Go through the data below and gather each line containing "true".

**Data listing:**
#####

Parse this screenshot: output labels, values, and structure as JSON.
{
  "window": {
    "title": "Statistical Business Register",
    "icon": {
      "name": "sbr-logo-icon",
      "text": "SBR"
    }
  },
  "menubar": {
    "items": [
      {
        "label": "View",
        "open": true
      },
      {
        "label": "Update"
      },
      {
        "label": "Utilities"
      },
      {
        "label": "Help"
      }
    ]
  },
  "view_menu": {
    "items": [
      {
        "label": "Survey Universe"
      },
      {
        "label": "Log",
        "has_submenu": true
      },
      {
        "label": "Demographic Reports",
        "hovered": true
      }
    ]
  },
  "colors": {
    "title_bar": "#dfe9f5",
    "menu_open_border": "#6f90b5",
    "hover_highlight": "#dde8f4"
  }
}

#####

**IN RESPONSE:**
        "open": true
        "has_submenu": true
        "hovered": true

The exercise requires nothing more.